● Record excerpts:
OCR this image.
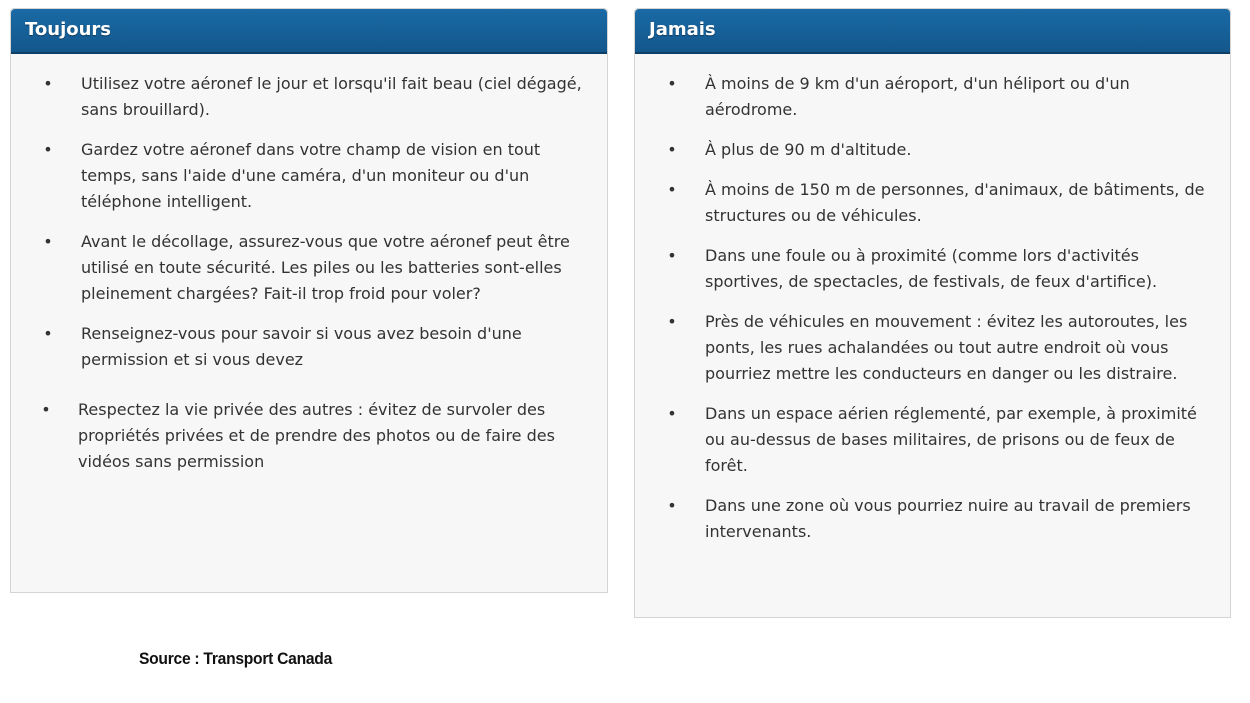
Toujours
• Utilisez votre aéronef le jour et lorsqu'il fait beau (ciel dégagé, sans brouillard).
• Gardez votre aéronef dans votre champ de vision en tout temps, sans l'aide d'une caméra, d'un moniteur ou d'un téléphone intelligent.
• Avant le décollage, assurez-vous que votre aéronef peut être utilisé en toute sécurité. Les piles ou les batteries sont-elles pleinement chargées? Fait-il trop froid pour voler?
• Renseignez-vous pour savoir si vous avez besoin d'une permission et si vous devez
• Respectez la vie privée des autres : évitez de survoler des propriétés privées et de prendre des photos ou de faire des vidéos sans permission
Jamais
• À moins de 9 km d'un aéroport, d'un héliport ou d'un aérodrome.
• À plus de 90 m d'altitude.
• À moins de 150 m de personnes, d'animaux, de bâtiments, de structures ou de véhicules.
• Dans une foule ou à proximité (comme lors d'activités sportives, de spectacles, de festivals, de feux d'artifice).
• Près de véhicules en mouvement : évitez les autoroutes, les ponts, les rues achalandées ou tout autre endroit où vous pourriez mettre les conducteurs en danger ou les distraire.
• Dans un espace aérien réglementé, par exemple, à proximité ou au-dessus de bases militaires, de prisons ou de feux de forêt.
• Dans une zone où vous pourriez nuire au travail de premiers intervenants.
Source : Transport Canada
---
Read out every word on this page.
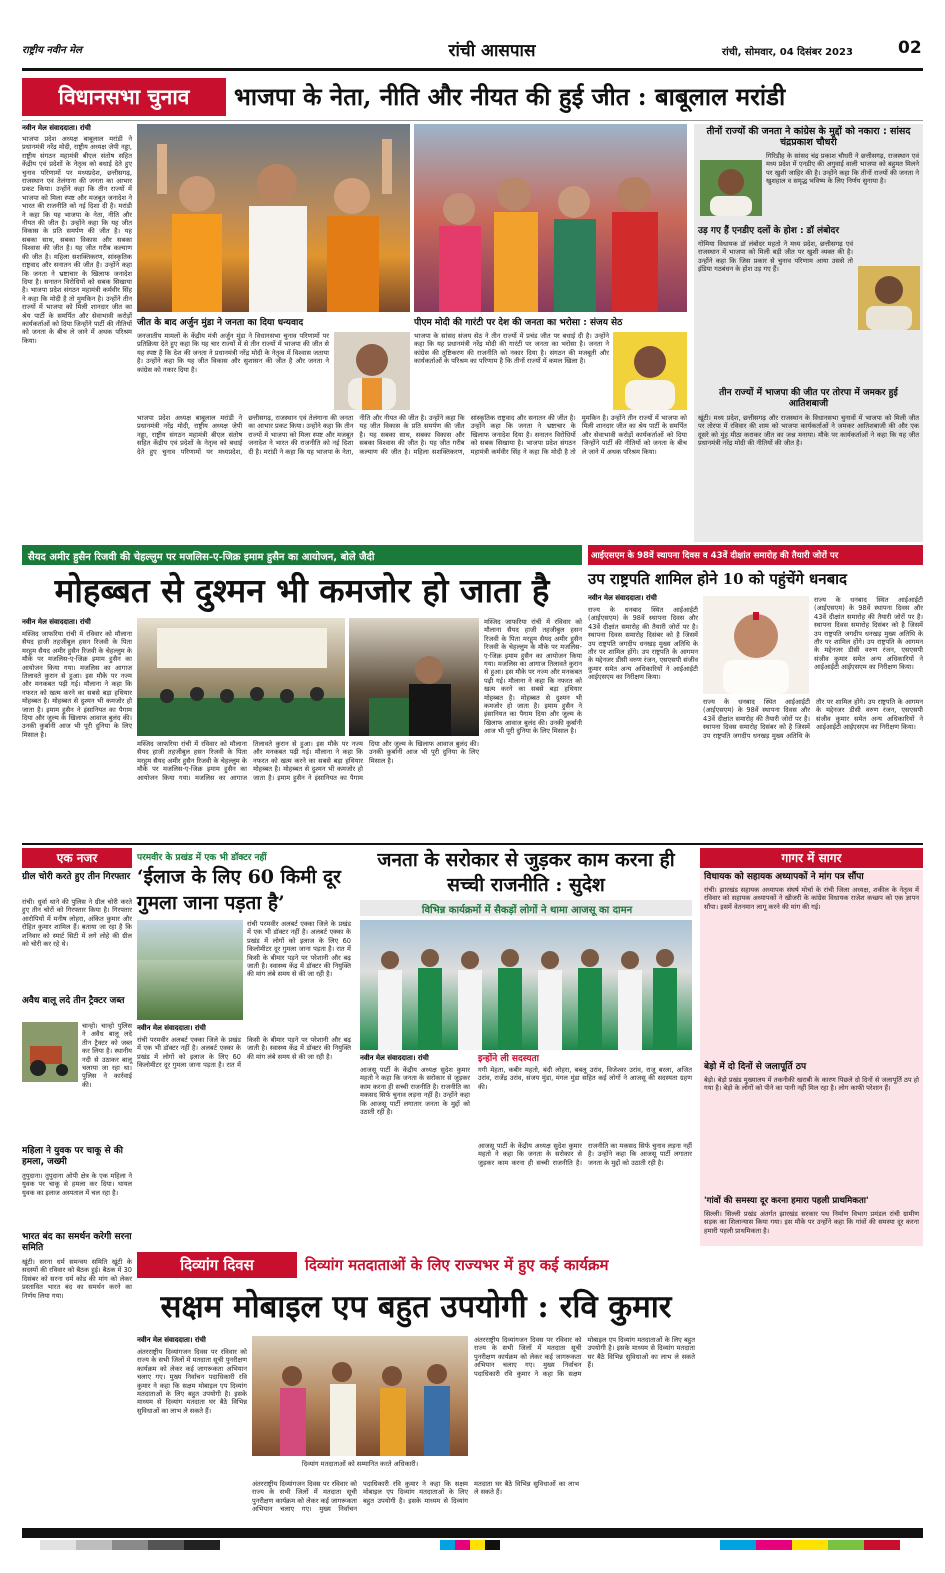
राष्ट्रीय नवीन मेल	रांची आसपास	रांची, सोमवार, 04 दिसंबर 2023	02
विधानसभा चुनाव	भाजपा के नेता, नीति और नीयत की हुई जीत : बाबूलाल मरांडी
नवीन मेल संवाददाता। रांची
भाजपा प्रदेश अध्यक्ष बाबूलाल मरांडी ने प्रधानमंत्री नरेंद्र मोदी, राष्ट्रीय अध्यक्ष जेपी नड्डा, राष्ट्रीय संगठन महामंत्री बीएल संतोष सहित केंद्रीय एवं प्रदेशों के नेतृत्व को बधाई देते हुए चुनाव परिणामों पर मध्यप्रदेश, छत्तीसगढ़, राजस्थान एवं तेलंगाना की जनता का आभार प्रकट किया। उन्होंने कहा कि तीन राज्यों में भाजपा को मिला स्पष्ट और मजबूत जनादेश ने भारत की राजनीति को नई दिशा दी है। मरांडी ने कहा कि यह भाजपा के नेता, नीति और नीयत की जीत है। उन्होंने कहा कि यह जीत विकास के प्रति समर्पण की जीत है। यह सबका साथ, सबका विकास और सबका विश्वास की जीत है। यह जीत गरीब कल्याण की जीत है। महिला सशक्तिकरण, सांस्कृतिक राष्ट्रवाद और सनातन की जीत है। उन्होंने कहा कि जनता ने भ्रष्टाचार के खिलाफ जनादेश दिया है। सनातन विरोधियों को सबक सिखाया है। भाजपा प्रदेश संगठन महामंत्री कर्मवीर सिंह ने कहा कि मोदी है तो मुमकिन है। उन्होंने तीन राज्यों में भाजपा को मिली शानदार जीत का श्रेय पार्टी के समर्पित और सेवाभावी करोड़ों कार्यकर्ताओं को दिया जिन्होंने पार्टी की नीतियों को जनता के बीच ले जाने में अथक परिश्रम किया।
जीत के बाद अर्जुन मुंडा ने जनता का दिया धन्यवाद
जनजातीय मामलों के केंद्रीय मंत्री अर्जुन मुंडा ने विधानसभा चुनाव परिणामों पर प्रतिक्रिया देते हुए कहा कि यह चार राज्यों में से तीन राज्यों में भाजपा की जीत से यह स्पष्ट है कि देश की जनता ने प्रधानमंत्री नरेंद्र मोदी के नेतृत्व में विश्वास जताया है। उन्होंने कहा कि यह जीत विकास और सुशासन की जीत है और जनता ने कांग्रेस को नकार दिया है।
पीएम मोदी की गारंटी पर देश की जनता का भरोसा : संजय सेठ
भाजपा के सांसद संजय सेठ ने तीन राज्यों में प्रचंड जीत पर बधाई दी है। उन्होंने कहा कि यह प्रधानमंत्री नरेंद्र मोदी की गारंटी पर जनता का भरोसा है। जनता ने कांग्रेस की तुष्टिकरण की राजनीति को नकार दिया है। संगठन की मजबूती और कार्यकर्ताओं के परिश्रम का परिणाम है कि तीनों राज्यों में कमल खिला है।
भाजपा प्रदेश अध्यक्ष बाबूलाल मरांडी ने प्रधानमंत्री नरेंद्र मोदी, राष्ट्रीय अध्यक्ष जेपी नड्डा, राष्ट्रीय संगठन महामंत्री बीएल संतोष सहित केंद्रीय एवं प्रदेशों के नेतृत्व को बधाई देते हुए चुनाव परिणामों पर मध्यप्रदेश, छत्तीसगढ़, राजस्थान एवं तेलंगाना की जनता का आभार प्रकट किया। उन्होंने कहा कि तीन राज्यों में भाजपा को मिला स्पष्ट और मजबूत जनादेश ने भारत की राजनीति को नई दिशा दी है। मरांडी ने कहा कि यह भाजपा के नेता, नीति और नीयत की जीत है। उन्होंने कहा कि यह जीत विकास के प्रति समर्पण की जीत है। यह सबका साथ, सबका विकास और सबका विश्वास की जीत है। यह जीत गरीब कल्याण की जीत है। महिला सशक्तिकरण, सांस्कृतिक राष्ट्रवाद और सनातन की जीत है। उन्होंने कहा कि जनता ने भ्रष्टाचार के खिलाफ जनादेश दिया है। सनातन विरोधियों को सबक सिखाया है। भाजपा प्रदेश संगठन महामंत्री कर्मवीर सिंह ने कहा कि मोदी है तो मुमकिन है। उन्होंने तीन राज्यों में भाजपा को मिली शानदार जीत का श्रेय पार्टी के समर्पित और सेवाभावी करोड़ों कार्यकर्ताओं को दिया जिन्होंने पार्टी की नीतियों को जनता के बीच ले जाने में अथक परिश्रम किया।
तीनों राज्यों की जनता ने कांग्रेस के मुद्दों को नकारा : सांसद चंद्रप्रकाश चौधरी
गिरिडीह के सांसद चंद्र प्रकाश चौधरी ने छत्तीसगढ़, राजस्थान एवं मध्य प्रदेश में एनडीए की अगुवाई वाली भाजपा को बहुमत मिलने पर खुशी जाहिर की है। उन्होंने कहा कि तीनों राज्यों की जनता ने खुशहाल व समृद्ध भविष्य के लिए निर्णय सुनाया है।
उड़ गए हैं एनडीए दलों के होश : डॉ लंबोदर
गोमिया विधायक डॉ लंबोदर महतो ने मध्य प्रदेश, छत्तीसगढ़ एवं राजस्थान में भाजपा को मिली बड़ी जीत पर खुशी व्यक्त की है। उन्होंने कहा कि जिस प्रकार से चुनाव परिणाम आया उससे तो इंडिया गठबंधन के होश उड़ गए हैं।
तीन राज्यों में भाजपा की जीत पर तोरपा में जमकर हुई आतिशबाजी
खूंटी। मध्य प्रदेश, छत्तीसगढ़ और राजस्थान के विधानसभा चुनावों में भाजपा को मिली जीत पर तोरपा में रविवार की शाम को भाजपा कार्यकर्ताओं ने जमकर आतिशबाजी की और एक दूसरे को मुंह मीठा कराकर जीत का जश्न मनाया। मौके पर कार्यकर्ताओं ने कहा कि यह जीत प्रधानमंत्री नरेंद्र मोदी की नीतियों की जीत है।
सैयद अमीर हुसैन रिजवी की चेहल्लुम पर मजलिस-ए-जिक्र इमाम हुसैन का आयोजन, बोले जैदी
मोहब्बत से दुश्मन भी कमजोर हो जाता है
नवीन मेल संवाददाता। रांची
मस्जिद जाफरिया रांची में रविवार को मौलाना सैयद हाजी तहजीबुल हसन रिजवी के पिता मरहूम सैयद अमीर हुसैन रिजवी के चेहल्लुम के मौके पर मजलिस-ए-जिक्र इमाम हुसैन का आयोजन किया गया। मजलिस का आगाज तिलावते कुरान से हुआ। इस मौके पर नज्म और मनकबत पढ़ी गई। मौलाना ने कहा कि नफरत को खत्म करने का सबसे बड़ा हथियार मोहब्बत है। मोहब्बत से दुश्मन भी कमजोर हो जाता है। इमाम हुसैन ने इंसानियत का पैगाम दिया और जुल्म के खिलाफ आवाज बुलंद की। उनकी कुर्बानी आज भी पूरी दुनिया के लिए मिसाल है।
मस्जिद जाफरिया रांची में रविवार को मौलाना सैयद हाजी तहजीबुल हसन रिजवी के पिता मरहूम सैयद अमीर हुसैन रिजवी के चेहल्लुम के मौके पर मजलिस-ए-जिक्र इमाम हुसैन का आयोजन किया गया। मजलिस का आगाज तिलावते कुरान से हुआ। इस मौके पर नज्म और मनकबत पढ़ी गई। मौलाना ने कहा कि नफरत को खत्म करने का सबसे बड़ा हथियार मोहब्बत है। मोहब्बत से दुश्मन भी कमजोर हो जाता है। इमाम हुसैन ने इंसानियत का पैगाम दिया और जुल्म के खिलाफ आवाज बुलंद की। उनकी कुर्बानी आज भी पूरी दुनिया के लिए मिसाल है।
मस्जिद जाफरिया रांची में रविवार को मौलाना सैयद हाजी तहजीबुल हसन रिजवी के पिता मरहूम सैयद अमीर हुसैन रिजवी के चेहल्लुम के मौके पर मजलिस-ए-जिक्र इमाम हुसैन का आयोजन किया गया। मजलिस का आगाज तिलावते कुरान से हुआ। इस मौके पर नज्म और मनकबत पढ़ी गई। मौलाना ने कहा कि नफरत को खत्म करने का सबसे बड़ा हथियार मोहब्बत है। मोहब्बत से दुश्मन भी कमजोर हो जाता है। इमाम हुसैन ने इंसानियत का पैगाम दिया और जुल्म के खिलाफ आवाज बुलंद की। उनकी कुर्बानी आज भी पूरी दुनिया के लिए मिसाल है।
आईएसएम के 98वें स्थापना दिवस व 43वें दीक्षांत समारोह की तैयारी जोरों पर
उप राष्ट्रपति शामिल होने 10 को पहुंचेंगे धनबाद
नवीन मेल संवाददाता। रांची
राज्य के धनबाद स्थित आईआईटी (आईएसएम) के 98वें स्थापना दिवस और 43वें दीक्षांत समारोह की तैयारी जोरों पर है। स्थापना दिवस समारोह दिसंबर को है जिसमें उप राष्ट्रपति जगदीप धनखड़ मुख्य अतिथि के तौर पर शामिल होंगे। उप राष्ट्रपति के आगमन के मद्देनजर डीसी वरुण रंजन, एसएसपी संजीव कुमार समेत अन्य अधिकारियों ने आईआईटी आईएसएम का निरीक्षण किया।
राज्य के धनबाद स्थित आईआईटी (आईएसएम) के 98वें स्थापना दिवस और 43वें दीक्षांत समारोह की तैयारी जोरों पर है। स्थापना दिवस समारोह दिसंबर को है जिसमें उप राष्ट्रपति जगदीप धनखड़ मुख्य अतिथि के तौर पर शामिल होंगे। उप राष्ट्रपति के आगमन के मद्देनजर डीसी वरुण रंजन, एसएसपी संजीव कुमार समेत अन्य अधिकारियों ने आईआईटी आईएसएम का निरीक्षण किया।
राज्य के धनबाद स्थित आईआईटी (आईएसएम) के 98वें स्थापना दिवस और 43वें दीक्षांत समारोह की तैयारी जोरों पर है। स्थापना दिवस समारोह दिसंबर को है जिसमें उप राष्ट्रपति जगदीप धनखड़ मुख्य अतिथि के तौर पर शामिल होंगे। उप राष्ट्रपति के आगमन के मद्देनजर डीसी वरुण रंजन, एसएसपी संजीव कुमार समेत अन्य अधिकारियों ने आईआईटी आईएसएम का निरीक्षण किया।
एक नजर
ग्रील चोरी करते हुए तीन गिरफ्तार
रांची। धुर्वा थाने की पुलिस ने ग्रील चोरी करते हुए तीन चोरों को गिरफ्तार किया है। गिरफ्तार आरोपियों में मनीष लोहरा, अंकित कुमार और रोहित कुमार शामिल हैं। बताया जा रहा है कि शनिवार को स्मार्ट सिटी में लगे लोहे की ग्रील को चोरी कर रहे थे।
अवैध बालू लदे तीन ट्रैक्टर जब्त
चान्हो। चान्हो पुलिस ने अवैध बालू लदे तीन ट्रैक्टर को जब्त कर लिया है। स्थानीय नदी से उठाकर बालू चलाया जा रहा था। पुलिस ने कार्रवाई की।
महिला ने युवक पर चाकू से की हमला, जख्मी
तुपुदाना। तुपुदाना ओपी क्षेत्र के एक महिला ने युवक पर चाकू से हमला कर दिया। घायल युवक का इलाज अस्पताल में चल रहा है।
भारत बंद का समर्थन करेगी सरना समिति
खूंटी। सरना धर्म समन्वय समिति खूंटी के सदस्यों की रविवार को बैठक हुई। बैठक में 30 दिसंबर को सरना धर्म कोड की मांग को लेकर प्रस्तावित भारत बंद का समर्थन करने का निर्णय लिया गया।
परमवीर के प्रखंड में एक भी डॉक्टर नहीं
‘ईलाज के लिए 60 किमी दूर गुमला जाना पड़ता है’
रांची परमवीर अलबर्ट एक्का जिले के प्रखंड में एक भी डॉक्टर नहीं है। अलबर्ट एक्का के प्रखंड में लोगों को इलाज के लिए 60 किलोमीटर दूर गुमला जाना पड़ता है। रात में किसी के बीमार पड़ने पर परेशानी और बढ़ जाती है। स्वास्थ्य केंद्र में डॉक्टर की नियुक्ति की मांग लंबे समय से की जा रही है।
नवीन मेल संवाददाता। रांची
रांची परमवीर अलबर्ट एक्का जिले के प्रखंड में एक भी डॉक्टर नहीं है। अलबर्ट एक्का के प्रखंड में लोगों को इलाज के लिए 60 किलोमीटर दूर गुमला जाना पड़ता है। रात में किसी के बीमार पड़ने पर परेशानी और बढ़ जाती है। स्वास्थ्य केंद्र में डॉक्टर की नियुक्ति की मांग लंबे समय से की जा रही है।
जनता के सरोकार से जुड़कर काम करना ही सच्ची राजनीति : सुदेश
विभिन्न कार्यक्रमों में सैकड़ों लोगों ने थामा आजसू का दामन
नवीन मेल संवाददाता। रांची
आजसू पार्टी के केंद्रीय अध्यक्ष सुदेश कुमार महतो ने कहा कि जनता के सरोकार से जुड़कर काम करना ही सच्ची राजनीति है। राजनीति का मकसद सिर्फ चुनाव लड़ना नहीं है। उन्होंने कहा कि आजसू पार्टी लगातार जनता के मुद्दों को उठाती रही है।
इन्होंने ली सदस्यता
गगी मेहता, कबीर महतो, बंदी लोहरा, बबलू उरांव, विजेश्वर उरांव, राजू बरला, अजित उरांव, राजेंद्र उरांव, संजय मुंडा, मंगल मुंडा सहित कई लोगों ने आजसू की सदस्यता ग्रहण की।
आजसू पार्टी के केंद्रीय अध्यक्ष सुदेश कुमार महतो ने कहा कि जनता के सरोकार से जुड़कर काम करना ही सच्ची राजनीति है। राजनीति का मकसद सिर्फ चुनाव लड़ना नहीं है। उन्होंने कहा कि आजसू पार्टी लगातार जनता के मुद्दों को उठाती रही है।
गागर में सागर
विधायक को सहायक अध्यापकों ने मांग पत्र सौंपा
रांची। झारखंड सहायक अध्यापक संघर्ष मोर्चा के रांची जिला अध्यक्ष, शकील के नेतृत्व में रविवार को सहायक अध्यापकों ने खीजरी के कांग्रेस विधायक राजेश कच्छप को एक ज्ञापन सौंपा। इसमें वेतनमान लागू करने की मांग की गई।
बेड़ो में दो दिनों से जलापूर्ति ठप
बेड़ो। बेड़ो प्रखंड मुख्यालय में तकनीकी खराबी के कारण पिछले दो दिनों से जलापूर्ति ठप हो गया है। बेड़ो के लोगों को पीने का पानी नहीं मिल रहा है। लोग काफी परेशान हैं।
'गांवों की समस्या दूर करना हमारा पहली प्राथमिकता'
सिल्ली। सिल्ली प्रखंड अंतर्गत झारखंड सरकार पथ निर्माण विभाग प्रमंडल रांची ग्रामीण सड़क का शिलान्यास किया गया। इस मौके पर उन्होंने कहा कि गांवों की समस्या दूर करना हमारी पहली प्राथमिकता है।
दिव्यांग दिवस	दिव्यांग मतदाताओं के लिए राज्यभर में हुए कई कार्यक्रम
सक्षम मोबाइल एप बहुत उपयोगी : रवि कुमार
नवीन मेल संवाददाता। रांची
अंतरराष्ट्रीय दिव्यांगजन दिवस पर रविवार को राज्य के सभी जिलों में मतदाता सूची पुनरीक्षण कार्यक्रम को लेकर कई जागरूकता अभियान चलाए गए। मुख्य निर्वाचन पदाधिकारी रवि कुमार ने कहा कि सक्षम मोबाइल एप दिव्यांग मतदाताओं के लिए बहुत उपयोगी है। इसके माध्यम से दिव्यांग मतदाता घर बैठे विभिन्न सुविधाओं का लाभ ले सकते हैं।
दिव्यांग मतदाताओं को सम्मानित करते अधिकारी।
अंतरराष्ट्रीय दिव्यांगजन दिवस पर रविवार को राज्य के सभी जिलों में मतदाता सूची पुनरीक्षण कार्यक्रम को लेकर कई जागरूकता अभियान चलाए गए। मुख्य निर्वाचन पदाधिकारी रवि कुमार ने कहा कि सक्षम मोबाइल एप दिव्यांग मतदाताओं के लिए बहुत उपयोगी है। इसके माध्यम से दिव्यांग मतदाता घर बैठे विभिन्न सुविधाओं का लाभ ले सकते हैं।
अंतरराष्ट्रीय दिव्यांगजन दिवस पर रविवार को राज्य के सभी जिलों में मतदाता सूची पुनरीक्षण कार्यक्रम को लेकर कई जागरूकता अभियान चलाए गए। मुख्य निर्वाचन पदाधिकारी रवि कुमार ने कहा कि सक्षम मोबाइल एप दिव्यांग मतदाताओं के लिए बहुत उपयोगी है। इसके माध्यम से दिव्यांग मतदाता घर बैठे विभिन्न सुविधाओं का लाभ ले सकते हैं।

● Stated goal: Say how many lines of the data include the string "aéronef". Nothing other than the number should be given.

● Finished answer: 3